* **Stored data**:
══════

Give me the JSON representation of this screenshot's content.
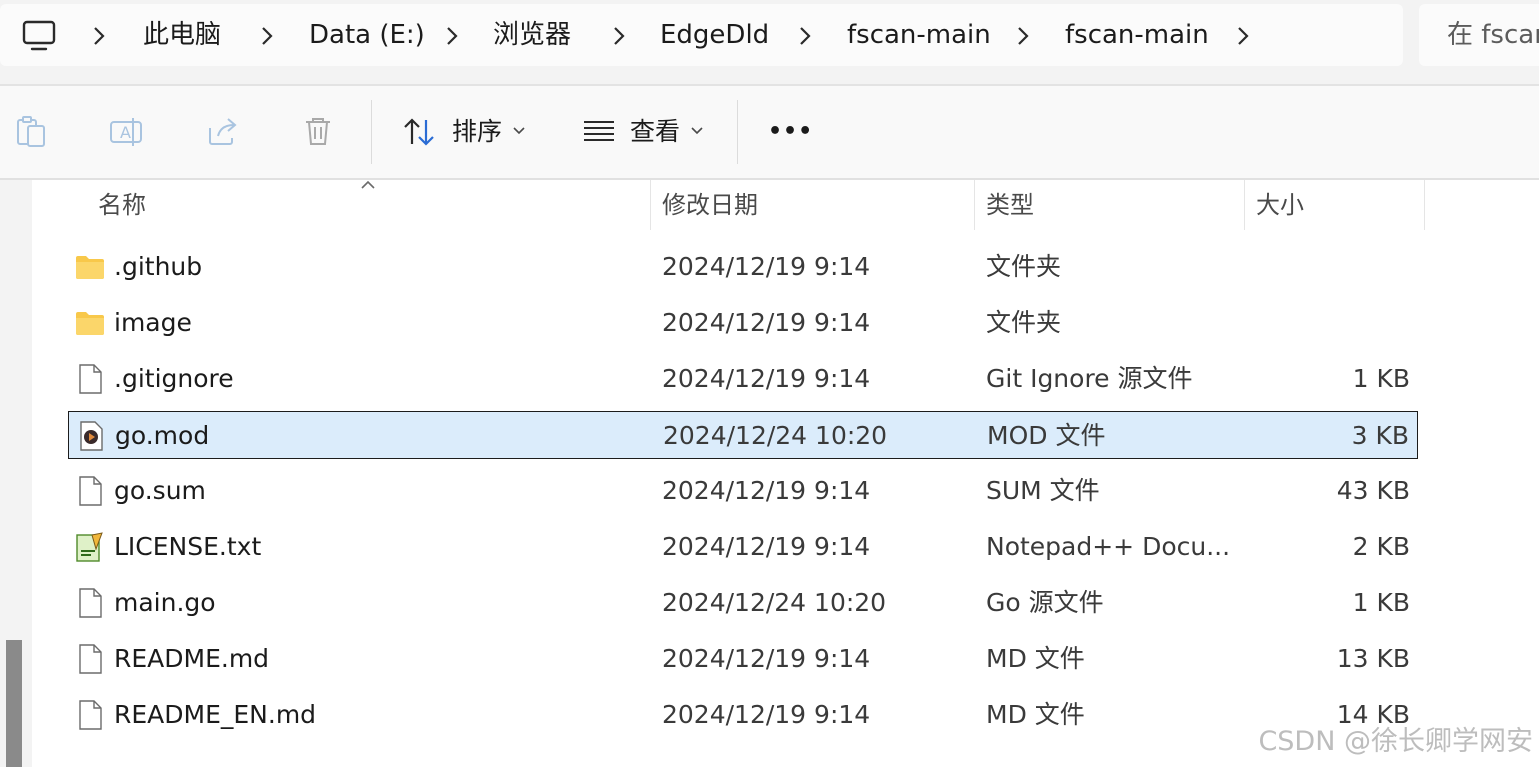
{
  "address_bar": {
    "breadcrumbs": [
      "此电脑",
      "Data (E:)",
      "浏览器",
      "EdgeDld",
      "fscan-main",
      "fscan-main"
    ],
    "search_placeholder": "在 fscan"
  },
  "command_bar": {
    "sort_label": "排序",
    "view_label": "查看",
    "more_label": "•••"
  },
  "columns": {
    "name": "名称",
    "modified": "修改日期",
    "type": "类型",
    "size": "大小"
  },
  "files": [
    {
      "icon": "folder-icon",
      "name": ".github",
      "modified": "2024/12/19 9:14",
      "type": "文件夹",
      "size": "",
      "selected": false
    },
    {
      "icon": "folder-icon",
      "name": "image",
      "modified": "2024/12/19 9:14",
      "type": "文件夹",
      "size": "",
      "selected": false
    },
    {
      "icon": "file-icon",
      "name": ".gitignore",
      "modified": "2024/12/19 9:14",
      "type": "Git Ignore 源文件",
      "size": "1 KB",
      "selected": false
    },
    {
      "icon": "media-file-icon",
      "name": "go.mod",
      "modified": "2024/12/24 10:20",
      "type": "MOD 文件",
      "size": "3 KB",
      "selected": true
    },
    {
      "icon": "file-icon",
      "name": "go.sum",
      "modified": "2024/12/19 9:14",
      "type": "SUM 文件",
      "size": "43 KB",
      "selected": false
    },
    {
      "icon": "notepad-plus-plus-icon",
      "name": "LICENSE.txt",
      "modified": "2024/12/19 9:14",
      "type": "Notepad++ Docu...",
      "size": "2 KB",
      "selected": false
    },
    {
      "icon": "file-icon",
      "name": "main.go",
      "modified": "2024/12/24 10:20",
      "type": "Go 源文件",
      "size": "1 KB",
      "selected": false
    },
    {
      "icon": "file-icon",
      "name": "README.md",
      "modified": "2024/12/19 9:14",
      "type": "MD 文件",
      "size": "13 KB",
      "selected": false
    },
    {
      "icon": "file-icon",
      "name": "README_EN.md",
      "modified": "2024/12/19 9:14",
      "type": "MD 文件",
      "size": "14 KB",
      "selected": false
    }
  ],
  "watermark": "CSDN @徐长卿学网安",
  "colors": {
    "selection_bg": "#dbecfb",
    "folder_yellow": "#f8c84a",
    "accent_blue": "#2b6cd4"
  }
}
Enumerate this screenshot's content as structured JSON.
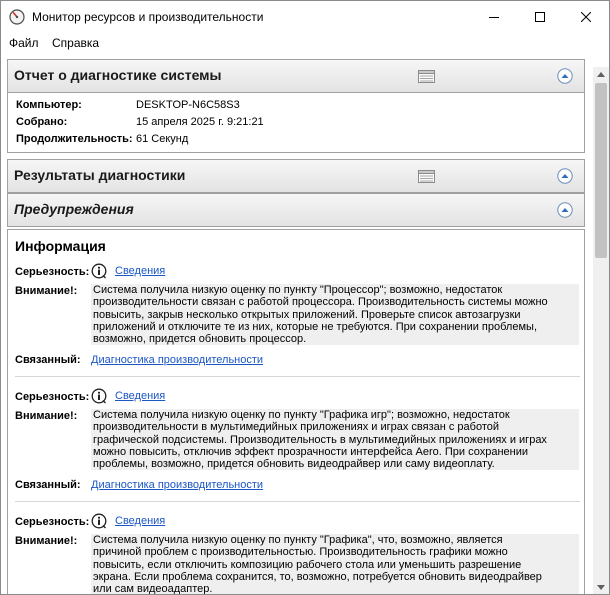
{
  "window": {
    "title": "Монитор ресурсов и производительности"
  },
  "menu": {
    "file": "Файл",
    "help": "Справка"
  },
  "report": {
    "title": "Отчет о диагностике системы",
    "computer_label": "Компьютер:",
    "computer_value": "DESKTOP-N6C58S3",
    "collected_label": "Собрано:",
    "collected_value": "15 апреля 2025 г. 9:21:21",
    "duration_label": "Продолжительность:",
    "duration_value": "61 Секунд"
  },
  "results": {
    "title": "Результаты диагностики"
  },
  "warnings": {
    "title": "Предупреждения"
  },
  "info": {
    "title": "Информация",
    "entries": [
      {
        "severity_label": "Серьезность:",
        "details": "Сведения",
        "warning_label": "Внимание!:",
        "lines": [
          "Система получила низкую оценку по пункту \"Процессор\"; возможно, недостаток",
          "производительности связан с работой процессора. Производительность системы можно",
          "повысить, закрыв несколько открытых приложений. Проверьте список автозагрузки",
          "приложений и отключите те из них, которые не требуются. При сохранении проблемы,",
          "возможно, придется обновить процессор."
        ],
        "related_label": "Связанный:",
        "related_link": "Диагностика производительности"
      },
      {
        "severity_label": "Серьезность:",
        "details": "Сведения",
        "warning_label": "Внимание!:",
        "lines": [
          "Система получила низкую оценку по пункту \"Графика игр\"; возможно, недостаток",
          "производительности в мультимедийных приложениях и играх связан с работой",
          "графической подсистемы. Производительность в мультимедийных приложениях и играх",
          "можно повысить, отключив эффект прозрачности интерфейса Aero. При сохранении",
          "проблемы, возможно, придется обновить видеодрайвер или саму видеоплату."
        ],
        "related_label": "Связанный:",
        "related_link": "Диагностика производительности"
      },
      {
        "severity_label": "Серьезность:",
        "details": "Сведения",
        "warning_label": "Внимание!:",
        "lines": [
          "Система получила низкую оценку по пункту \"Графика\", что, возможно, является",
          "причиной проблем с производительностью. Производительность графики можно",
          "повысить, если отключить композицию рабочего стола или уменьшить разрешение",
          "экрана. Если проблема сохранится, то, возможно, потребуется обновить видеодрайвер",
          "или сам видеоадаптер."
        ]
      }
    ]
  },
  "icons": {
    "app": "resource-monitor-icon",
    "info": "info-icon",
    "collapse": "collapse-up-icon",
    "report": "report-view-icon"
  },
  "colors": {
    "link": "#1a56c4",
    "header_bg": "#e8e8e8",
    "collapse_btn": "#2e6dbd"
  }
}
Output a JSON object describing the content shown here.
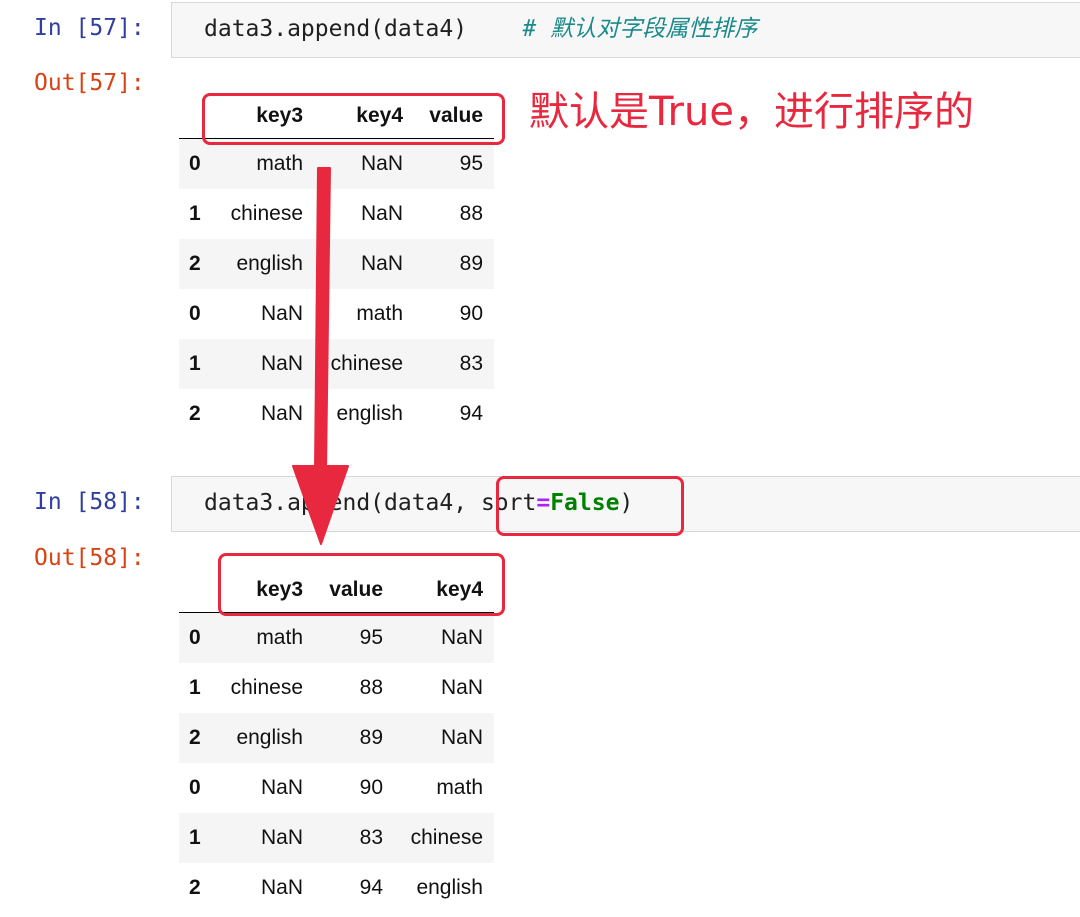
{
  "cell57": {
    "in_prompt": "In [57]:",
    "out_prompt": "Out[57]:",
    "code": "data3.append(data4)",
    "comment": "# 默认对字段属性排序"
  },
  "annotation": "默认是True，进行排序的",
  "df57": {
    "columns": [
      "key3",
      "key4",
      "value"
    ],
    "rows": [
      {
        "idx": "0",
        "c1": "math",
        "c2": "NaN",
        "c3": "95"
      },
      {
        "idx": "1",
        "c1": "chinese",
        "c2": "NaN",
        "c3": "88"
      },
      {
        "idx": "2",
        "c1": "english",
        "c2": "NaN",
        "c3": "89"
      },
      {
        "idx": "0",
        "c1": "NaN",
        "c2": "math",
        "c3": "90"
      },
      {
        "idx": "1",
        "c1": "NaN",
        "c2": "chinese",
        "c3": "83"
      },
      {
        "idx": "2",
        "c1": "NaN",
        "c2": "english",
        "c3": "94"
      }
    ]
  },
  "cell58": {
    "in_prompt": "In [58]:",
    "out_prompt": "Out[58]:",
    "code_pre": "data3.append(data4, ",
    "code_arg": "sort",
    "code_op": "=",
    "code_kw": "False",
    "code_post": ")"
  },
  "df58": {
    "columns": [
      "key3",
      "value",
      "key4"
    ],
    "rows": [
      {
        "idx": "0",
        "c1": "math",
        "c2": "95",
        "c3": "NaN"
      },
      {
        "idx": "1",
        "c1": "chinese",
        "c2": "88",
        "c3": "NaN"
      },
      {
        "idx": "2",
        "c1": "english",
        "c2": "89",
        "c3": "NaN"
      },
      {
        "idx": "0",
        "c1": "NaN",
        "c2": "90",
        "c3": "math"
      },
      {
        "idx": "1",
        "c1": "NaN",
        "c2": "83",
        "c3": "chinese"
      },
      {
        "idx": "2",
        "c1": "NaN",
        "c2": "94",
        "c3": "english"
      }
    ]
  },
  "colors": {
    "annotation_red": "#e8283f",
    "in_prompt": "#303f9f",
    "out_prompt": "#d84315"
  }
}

══════

* **Task**: Images must not appear in the copy; reproduce everything else in the records verbatim.

* **Result**:
Give me the JSON representation of this screenshot's content.
{
  "address_bar": {
    "breadcrumbs": [
      "此电脑",
      "Data (E:)",
      "浏览器",
      "EdgeDld",
      "fscan-main",
      "fscan-main"
    ],
    "search_placeholder": "在 fscan"
  },
  "command_bar": {
    "sort_label": "排序",
    "view_label": "查看",
    "more_label": "•••"
  },
  "columns": {
    "name": "名称",
    "modified": "修改日期",
    "type": "类型",
    "size": "大小"
  },
  "files": [
    {
      "icon": "folder-icon",
      "name": ".github",
      "modified": "2024/12/19 9:14",
      "type": "文件夹",
      "size": "",
      "selected": false
    },
    {
      "icon": "folder-icon",
      "name": "image",
      "modified": "2024/12/19 9:14",
      "type": "文件夹",
      "size": "",
      "selected": false
    },
    {
      "icon": "file-icon",
      "name": ".gitignore",
      "modified": "2024/12/19 9:14",
      "type": "Git Ignore 源文件",
      "size": "1 KB",
      "selected": false
    },
    {
      "icon": "media-file-icon",
      "name": "go.mod",
      "modified": "2024/12/24 10:20",
      "type": "MOD 文件",
      "size": "3 KB",
      "selected": true
    },
    {
      "icon": "file-icon",
      "name": "go.sum",
      "modified": "2024/12/19 9:14",
      "type": "SUM 文件",
      "size": "43 KB",
      "selected": false
    },
    {
      "icon": "notepad-plus-plus-icon",
      "name": "LICENSE.txt",
      "modified": "2024/12/19 9:14",
      "type": "Notepad++ Docu...",
      "size": "2 KB",
      "selected": false
    },
    {
      "icon": "file-icon",
      "name": "main.go",
      "modified": "2024/12/24 10:20",
      "type": "Go 源文件",
      "size": "1 KB",
      "selected": false
    },
    {
      "icon": "file-icon",
      "name": "README.md",
      "modified": "2024/12/19 9:14",
      "type": "MD 文件",
      "size": "13 KB",
      "selected": false
    },
    {
      "icon": "file-icon",
      "name": "README_EN.md",
      "modified": "2024/12/19 9:14",
      "type": "MD 文件",
      "size": "14 KB",
      "selected": false
    }
  ],
  "watermark": "CSDN @徐长卿学网安",
  "colors": {
    "selection_bg": "#dbecfb",
    "folder_yellow": "#f8c84a",
    "accent_blue": "#2b6cd4"
  }
}
Enumerate this screenshot's content as structured JSON.
{
  "window": {
    "title": "Монитор ресурсов и производительности"
  },
  "menu": {
    "file": "Файл",
    "help": "Справка"
  },
  "report": {
    "title": "Отчет о диагностике системы",
    "computer_label": "Компьютер:",
    "computer_value": "DESKTOP-N6C58S3",
    "collected_label": "Собрано:",
    "collected_value": "15 апреля 2025 г. 9:21:21",
    "duration_label": "Продолжительность:",
    "duration_value": "61 Секунд"
  },
  "results": {
    "title": "Результаты диагностики"
  },
  "warnings": {
    "title": "Предупреждения"
  },
  "info": {
    "title": "Информация",
    "entries": [
      {
        "severity_label": "Серьезность:",
        "details": "Сведения",
        "warning_label": "Внимание!:",
        "lines": [
          "Система получила низкую оценку по пункту \"Процессор\"; возможно, недостаток",
          "производительности связан с работой процессора. Производительность системы можно",
          "повысить, закрыв несколько открытых приложений. Проверьте список автозагрузки",
          "приложений и отключите те из них, которые не требуются. При сохранении проблемы,",
          "возможно, придется обновить процессор."
        ],
        "related_label": "Связанный:",
        "related_link": "Диагностика производительности"
      },
      {
        "severity_label": "Серьезность:",
        "details": "Сведения",
        "warning_label": "Внимание!:",
        "lines": [
          "Система получила низкую оценку по пункту \"Графика игр\"; возможно, недостаток",
          "производительности в мультимедийных приложениях и играх связан с работой",
          "графической подсистемы. Производительность в мультимедийных приложениях и играх",
          "можно повысить, отключив эффект прозрачности интерфейса Aero. При сохранении",
          "проблемы, возможно, придется обновить видеодрайвер или саму видеоплату."
        ],
        "related_label": "Связанный:",
        "related_link": "Диагностика производительности"
      },
      {
        "severity_label": "Серьезность:",
        "details": "Сведения",
        "warning_label": "Внимание!:",
        "lines": [
          "Система получила низкую оценку по пункту \"Графика\", что, возможно, является",
          "причиной проблем с производительностью. Производительность графики можно",
          "повысить, если отключить композицию рабочего стола или уменьшить разрешение",
          "экрана. Если проблема сохранится, то, возможно, потребуется обновить видеодрайвер",
          "или сам видеоадаптер."
        ]
      }
    ]
  },
  "icons": {
    "app": "resource-monitor-icon",
    "info": "info-icon",
    "collapse": "collapse-up-icon",
    "report": "report-view-icon"
  },
  "colors": {
    "link": "#1a56c4",
    "header_bg": "#e8e8e8",
    "collapse_btn": "#2e6dbd"
  }
}
Output a JSON object describing the content shown here.
{
  "cell57": {
    "in_prompt": "In [57]:",
    "out_prompt": "Out[57]:",
    "code": "data3.append(data4)",
    "comment": "# 默认对字段属性排序"
  },
  "annotation": "默认是True，进行排序的",
  "df57": {
    "columns": [
      "key3",
      "key4",
      "value"
    ],
    "rows": [
      {
        "idx": "0",
        "c1": "math",
        "c2": "NaN",
        "c3": "95"
      },
      {
        "idx": "1",
        "c1": "chinese",
        "c2": "NaN",
        "c3": "88"
      },
      {
        "idx": "2",
        "c1": "english",
        "c2": "NaN",
        "c3": "89"
      },
      {
        "idx": "0",
        "c1": "NaN",
        "c2": "math",
        "c3": "90"
      },
      {
        "idx": "1",
        "c1": "NaN",
        "c2": "chinese",
        "c3": "83"
      },
      {
        "idx": "2",
        "c1": "NaN",
        "c2": "english",
        "c3": "94"
      }
    ]
  },
  "cell58": {
    "in_prompt": "In [58]:",
    "out_prompt": "Out[58]:",
    "code_pre": "data3.append(data4, ",
    "code_arg": "sort",
    "code_op": "=",
    "code_kw": "False",
    "code_post": ")"
  },
  "df58": {
    "columns": [
      "key3",
      "value",
      "key4"
    ],
    "rows": [
      {
        "idx": "0",
        "c1": "math",
        "c2": "95",
        "c3": "NaN"
      },
      {
        "idx": "1",
        "c1": "chinese",
        "c2": "88",
        "c3": "NaN"
      },
      {
        "idx": "2",
        "c1": "english",
        "c2": "89",
        "c3": "NaN"
      },
      {
        "idx": "0",
        "c1": "NaN",
        "c2": "90",
        "c3": "math"
      },
      {
        "idx": "1",
        "c1": "NaN",
        "c2": "83",
        "c3": "chinese"
      },
      {
        "idx": "2",
        "c1": "NaN",
        "c2": "94",
        "c3": "english"
      }
    ]
  },
  "colors": {
    "annotation_red": "#e8283f",
    "in_prompt": "#303f9f",
    "out_prompt": "#d84315"
  }
}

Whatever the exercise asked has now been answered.